EXERCÍCIOS:
a. Responda com base no trecho sobre agroecologia:
(i) Qual modelo de agricultura é alvo da crítica?
(ii) Em que essa crítica está fundamentada?
(iii) Entre quais saberes se busca construir possibilidades de diálogo?
b. Prossiga o trecho sobre agroecologia a partir da última frase apresentada.

Neste sentido, a agroecologia pode se constituir numa estratégia

altamente relevante por aliar a crítica (fundamentada em evidências empíricas

e comprovações científicas) ao atual modelo capitalista de agricultura

hegemonizado pelo agronegócio, com a demonstração de experiências

concretas em seus acampamentos e assentamentos, fundamentadas num

processo de educação e formação de quadros, que implica no desafio da

construção de possibilidades de diálogo entre o saber popular dos

trabalhadores rurais com o saber científico da academia.

Entradas salvas:

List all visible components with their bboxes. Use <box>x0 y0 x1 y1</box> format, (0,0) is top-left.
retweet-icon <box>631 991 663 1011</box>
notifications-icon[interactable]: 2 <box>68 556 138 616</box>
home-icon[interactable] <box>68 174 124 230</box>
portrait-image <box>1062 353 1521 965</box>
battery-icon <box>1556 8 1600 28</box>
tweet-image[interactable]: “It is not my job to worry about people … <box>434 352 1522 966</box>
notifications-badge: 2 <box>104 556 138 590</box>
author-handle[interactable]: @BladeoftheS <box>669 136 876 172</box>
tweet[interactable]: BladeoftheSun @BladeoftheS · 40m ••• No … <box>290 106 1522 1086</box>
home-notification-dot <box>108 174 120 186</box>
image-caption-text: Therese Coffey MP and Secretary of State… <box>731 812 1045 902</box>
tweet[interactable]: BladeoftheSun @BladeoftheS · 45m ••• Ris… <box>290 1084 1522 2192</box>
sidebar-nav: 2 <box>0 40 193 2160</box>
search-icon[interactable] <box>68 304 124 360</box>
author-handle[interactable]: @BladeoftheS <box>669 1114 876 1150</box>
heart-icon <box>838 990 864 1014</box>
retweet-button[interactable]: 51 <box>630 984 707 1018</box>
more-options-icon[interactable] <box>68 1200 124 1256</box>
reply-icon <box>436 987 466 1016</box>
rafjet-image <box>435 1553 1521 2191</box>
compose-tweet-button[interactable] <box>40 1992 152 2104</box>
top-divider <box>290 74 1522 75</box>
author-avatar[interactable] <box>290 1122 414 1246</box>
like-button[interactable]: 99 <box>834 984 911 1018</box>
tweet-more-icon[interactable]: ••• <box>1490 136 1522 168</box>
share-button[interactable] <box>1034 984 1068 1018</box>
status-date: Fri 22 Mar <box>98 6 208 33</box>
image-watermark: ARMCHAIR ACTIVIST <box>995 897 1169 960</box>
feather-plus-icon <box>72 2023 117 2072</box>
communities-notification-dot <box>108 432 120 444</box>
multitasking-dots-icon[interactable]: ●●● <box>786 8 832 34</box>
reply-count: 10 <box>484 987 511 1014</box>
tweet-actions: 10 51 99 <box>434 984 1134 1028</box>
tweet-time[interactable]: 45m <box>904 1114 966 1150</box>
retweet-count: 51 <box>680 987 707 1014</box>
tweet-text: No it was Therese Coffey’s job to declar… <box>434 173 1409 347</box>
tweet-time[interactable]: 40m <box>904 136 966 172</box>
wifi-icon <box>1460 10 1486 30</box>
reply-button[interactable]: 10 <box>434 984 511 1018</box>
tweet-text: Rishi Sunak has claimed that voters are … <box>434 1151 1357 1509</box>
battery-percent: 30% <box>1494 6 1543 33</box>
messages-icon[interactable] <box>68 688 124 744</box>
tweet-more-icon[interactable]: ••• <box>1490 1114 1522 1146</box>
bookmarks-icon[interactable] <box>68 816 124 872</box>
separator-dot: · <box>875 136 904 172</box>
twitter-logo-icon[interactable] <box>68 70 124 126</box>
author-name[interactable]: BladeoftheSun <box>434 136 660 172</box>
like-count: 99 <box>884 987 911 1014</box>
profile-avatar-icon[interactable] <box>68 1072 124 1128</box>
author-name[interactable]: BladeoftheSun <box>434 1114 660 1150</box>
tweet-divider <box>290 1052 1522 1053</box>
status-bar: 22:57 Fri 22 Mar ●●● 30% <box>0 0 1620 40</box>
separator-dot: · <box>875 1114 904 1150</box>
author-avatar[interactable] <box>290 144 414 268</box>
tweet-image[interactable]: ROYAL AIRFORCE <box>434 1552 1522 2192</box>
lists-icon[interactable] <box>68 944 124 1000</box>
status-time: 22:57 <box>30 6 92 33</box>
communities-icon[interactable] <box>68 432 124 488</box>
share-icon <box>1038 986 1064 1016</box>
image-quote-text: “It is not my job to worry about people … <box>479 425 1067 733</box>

RESPOSTAS DO EXERCÍCIO:
a.
(i) O atual modelo capitalista de agricultura, hegemonizado pelo agronegócio.
(ii) Em evidências empíricas e comprovações científicas.
(iii) Entre o saber popular dos trabalhadores rurais e o saber científico da academia.

b.
A alteração da estrutura agrária e agrícola, através da reforma agrária

popular do MST se apresenta como defesa de uma agricultura que produza

alimentos saudáveis e acessíveis à toda sociedade. A disputa de consensos e

posições em torno da agroecologia como estratégia produtiva e política, no

âmbito da sociedade civil brasileira, torna-se um desafio que vem mobilizando

e aproximando diversos sujeitos coletivos. São muitos os conflitos que

envolvem o processo de mercadorização da natureza, tendo como caso

exemplar a questão das sementes, expressando embates entre sujeitos

coletivos. Destacamos que estes embates representam a ampliação do

processo de politização da questão ambiental no espaço agrário,

potencializando a relação entre as questões agrária, ambiental e urbana e

desafiando, na mesma medida, os sujeitos coletivos do campo e da cidade.